[Records from a collection]
--- begin ---

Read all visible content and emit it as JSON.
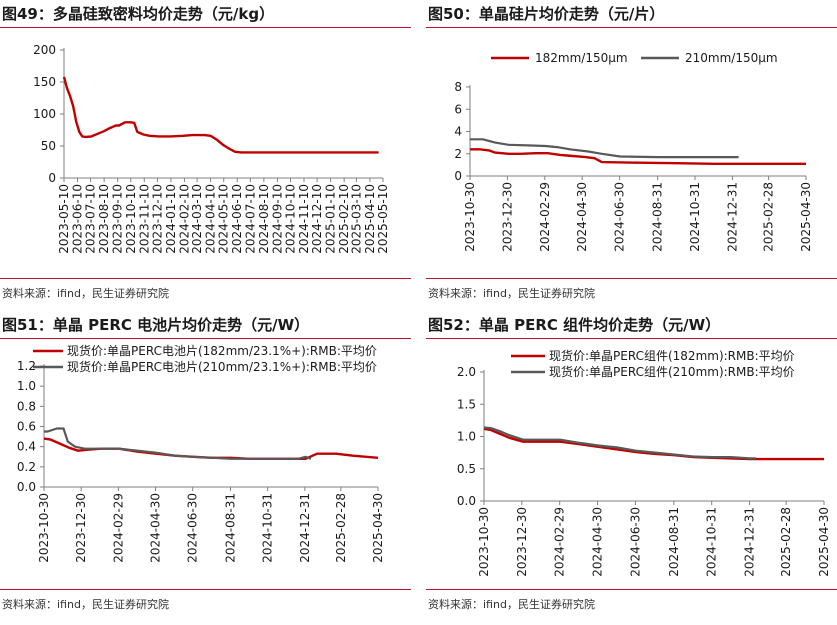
{
  "colors": {
    "red": "#c00000",
    "gray": "#595959",
    "accent": "#b5142a"
  },
  "charts": [
    {
      "title": "图49：多晶硅致密料均价走势（元/kg）",
      "source": "资料来源：ifind，民生证券研究院",
      "chart_data": {
        "type": "line",
        "ylim": [
          0,
          200
        ],
        "yticks": [
          "0",
          "50",
          "100",
          "150",
          "200"
        ],
        "xlim": [
          "2023-05-10",
          "2025-05-10"
        ],
        "xticks": [
          "2023-05-10",
          "2023-06-10",
          "2023-07-10",
          "2023-08-10",
          "2023-09-10",
          "2023-10-10",
          "2023-11-10",
          "2023-12-10",
          "2024-01-10",
          "2024-02-10",
          "2024-03-10",
          "2024-04-10",
          "2024-05-10",
          "2024-06-10",
          "2024-07-10",
          "2024-08-10",
          "2024-09-10",
          "2024-10-10",
          "2024-11-10",
          "2024-12-10",
          "2025-01-10",
          "2025-02-10",
          "2025-03-10",
          "2025-04-10",
          "2025-05-10"
        ],
        "series": [
          {
            "color": "red",
            "x": [
              "2023-05-10",
              "2023-05-17",
              "2023-05-24",
              "2023-05-31",
              "2023-06-07",
              "2023-06-14",
              "2023-06-21",
              "2023-06-28",
              "2023-07-12",
              "2023-07-26",
              "2023-08-09",
              "2023-08-23",
              "2023-09-06",
              "2023-09-13",
              "2023-09-27",
              "2023-10-11",
              "2023-10-18",
              "2023-10-25",
              "2023-11-08",
              "2023-11-22",
              "2023-12-13",
              "2024-01-03",
              "2024-01-10",
              "2024-02-07",
              "2024-02-28",
              "2024-03-13",
              "2024-03-20",
              "2024-03-27",
              "2024-04-10",
              "2024-04-24",
              "2024-05-08",
              "2024-05-22",
              "2024-06-05",
              "2024-06-19",
              "2024-07-10",
              "2024-08-07",
              "2024-09-04",
              "2024-10-02",
              "2024-11-06",
              "2024-12-04",
              "2025-01-08",
              "2025-02-05",
              "2025-03-05",
              "2025-04-02",
              "2025-04-30"
            ],
            "y": [
              158,
              140,
              128,
              112,
              88,
              72,
              65,
              64,
              65,
              69,
              73,
              78,
              82,
              82,
              87,
              87,
              86,
              72,
              68,
              66,
              65,
              65,
              65,
              66,
              67,
              67,
              67,
              67,
              66,
              60,
              52,
              46,
              41,
              40,
              40,
              40,
              40,
              40,
              40,
              40,
              40,
              40,
              40,
              40,
              40
            ]
          }
        ]
      }
    },
    {
      "title": "图50：单晶硅片均价走势（元/片）",
      "source": "资料来源：ifind，民生证券研究院",
      "chart_data": {
        "type": "line",
        "ylim": [
          0,
          8
        ],
        "yticks": [
          "0",
          "2",
          "4",
          "6",
          "8"
        ],
        "xlim": [
          "2023-10-30",
          "2025-04-30"
        ],
        "xticks": [
          "2023-10-30",
          "2023-12-30",
          "2024-02-29",
          "2024-04-30",
          "2024-06-30",
          "2024-08-31",
          "2024-10-31",
          "2024-12-31",
          "2025-02-28",
          "2025-04-30"
        ],
        "series": [
          {
            "name": "182mm/150μm",
            "color": "red",
            "x": [
              "2023-10-30",
              "2023-11-15",
              "2023-11-30",
              "2023-12-10",
              "2024-01-01",
              "2024-01-20",
              "2024-02-15",
              "2024-03-05",
              "2024-03-25",
              "2024-04-15",
              "2024-05-05",
              "2024-05-20",
              "2024-06-01",
              "2024-08-01",
              "2024-10-01",
              "2024-12-01",
              "2025-02-01",
              "2025-04-30"
            ],
            "y": [
              2.4,
              2.4,
              2.3,
              2.1,
              2.0,
              2.0,
              2.05,
              2.05,
              1.9,
              1.8,
              1.7,
              1.6,
              1.25,
              1.2,
              1.15,
              1.1,
              1.1,
              1.1
            ]
          },
          {
            "name": "210mm/150μm",
            "color": "gray",
            "x": [
              "2023-10-30",
              "2023-11-20",
              "2023-12-10",
              "2024-01-01",
              "2024-02-01",
              "2024-03-01",
              "2024-03-20",
              "2024-04-10",
              "2024-05-10",
              "2024-06-01",
              "2024-07-01",
              "2024-09-01",
              "2024-11-01",
              "2025-01-10"
            ],
            "y": [
              3.3,
              3.3,
              3.0,
              2.8,
              2.75,
              2.7,
              2.6,
              2.4,
              2.2,
              2.0,
              1.75,
              1.7,
              1.7,
              1.7
            ]
          }
        ]
      }
    },
    {
      "title": "图51：单晶 PERC 电池片均价走势（元/W）",
      "source": "资料来源：ifind，民生证券研究院",
      "chart_data": {
        "type": "line",
        "ylim": [
          0,
          1.2
        ],
        "yticks": [
          "0.0",
          "0.2",
          "0.4",
          "0.6",
          "0.8",
          "1.0",
          "1.2"
        ],
        "xlim": [
          "2023-10-30",
          "2025-04-30"
        ],
        "xticks": [
          "2023-10-30",
          "2023-12-30",
          "2024-02-29",
          "2024-04-30",
          "2024-06-30",
          "2024-08-31",
          "2024-10-31",
          "2024-12-31",
          "2025-02-28",
          "2025-04-30"
        ],
        "series": [
          {
            "name": "现货价:单晶PERC电池片(182mm/23.1%+):RMB:平均价",
            "color": "red",
            "x": [
              "2023-10-30",
              "2023-11-10",
              "2023-11-25",
              "2023-12-10",
              "2023-12-25",
              "2024-01-10",
              "2024-02-01",
              "2024-03-01",
              "2024-04-01",
              "2024-05-01",
              "2024-06-01",
              "2024-07-01",
              "2024-08-01",
              "2024-09-01",
              "2024-10-01",
              "2024-11-01",
              "2024-12-01",
              "2025-01-01",
              "2025-01-20",
              "2025-02-20",
              "2025-03-20",
              "2025-04-30"
            ],
            "y": [
              0.48,
              0.47,
              0.43,
              0.39,
              0.36,
              0.37,
              0.38,
              0.38,
              0.35,
              0.33,
              0.31,
              0.3,
              0.29,
              0.29,
              0.28,
              0.28,
              0.28,
              0.28,
              0.33,
              0.33,
              0.31,
              0.29
            ]
          },
          {
            "name": "现货价:单晶PERC电池片(210mm/23.1%+):RMB:平均价",
            "color": "gray",
            "x": [
              "2023-10-30",
              "2023-11-05",
              "2023-11-20",
              "2023-12-01",
              "2023-12-08",
              "2023-12-20",
              "2024-01-05",
              "2024-02-01",
              "2024-03-01",
              "2024-04-01",
              "2024-05-01",
              "2024-06-01",
              "2024-07-01",
              "2024-08-01",
              "2024-09-01",
              "2024-10-01",
              "2024-11-01",
              "2024-12-01",
              "2024-12-20",
              "2025-01-01",
              "2025-01-10"
            ],
            "y": [
              0.55,
              0.55,
              0.58,
              0.58,
              0.45,
              0.4,
              0.38,
              0.38,
              0.38,
              0.36,
              0.34,
              0.31,
              0.3,
              0.29,
              0.28,
              0.28,
              0.28,
              0.28,
              0.28,
              0.3,
              0.28
            ]
          }
        ]
      }
    },
    {
      "title": "图52：单晶 PERC 组件均价走势（元/W）",
      "source": "资料来源：ifind，民生证券研究院",
      "chart_data": {
        "type": "line",
        "ylim": [
          0,
          2
        ],
        "yticks": [
          "0.0",
          "0.5",
          "1.0",
          "1.5",
          "2.0"
        ],
        "xlim": [
          "2023-10-30",
          "2025-04-30"
        ],
        "xticks": [
          "2023-10-30",
          "2023-12-30",
          "2024-02-29",
          "2024-04-30",
          "2024-06-30",
          "2024-08-31",
          "2024-10-31",
          "2024-12-31",
          "2025-02-28",
          "2025-04-30"
        ],
        "series": [
          {
            "name": "现货价:单晶PERC组件(182mm):RMB:平均价",
            "color": "red",
            "x": [
              "2023-10-30",
              "2023-11-10",
              "2023-11-25",
              "2023-12-10",
              "2024-01-01",
              "2024-02-01",
              "2024-03-01",
              "2024-04-01",
              "2024-05-01",
              "2024-06-01",
              "2024-07-01",
              "2024-08-01",
              "2024-09-01",
              "2024-10-01",
              "2024-11-01",
              "2024-12-01",
              "2025-01-01",
              "2025-02-01",
              "2025-03-01",
              "2025-04-30"
            ],
            "y": [
              1.12,
              1.1,
              1.04,
              0.98,
              0.92,
              0.92,
              0.92,
              0.88,
              0.84,
              0.8,
              0.76,
              0.73,
              0.71,
              0.68,
              0.67,
              0.66,
              0.65,
              0.65,
              0.65,
              0.65
            ]
          },
          {
            "name": "现货价:单晶PERC组件(210mm):RMB:平均价",
            "color": "gray",
            "x": [
              "2023-10-30",
              "2023-11-10",
              "2023-11-25",
              "2023-12-10",
              "2024-01-01",
              "2024-02-01",
              "2024-03-01",
              "2024-04-01",
              "2024-05-01",
              "2024-06-01",
              "2024-07-01",
              "2024-08-01",
              "2024-09-01",
              "2024-10-01",
              "2024-11-01",
              "2024-12-01",
              "2024-12-31",
              "2025-01-10"
            ],
            "y": [
              1.14,
              1.13,
              1.08,
              1.02,
              0.95,
              0.95,
              0.95,
              0.9,
              0.86,
              0.83,
              0.78,
              0.75,
              0.72,
              0.69,
              0.68,
              0.68,
              0.66,
              0.66
            ]
          }
        ]
      }
    }
  ]
}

--- end ---

_What is asked_:
Copy the lines from the entries above in which the word "name" appears.

_Complete answer_:
            "name": "182mm/150μm",
            "name": "210mm/150μm",
            "name": "现货价:单晶PERC电池片(182mm/23.1%+):RMB:平均价",
            "name": "现货价:单晶PERC电池片(210mm/23.1%+):RMB:平均价",
            "name": "现货价:单晶PERC组件(182mm):RMB:平均价",
            "name": "现货价:单晶PERC组件(210mm):RMB:平均价",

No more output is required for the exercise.